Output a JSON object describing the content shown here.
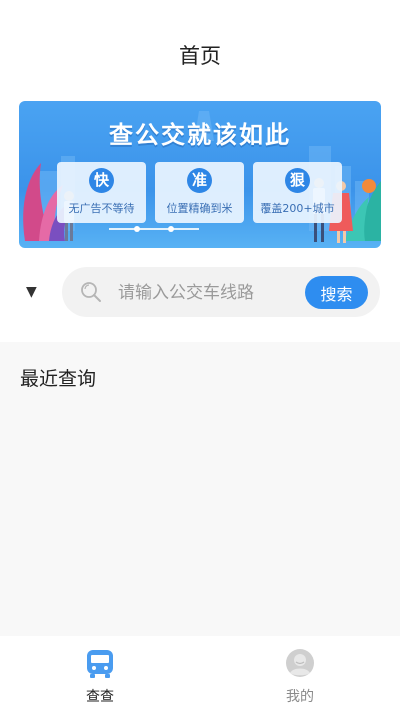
{
  "header": {
    "title": "首页"
  },
  "banner": {
    "title": "查公交就该如此",
    "features": [
      {
        "badge": "快",
        "text": "无广告不等待"
      },
      {
        "badge": "准",
        "text": "位置精确到米"
      },
      {
        "badge": "狠",
        "text": "覆盖200+城市"
      }
    ]
  },
  "search": {
    "dropdown_icon": "▼",
    "placeholder": "请输入公交车线路",
    "value": "",
    "button_label": "搜索"
  },
  "recent": {
    "title": "最近查询"
  },
  "tabbar": {
    "tabs": [
      {
        "label": "查查",
        "icon": "bus-icon",
        "active": true
      },
      {
        "label": "我的",
        "icon": "user-icon",
        "active": false
      }
    ]
  },
  "colors": {
    "accent": "#2e8df0",
    "banner_bg": "#3b93ea",
    "tab_active_icon": "#4a9cf0",
    "tab_inactive_icon": "#cccccc"
  }
}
···
What is asked:
Copy the records exactly. Skip the pictures.

Task result:
Output a JSON object describing the content shown here.
{
  "header": {
    "title": "首页"
  },
  "banner": {
    "title": "查公交就该如此",
    "features": [
      {
        "badge": "快",
        "text": "无广告不等待"
      },
      {
        "badge": "准",
        "text": "位置精确到米"
      },
      {
        "badge": "狠",
        "text": "覆盖200+城市"
      }
    ]
  },
  "search": {
    "dropdown_icon": "▼",
    "placeholder": "请输入公交车线路",
    "value": "",
    "button_label": "搜索"
  },
  "recent": {
    "title": "最近查询"
  },
  "tabbar": {
    "tabs": [
      {
        "label": "查查",
        "icon": "bus-icon",
        "active": true
      },
      {
        "label": "我的",
        "icon": "user-icon",
        "active": false
      }
    ]
  },
  "colors": {
    "accent": "#2e8df0",
    "banner_bg": "#3b93ea",
    "tab_active_icon": "#4a9cf0",
    "tab_inactive_icon": "#cccccc"
  }
}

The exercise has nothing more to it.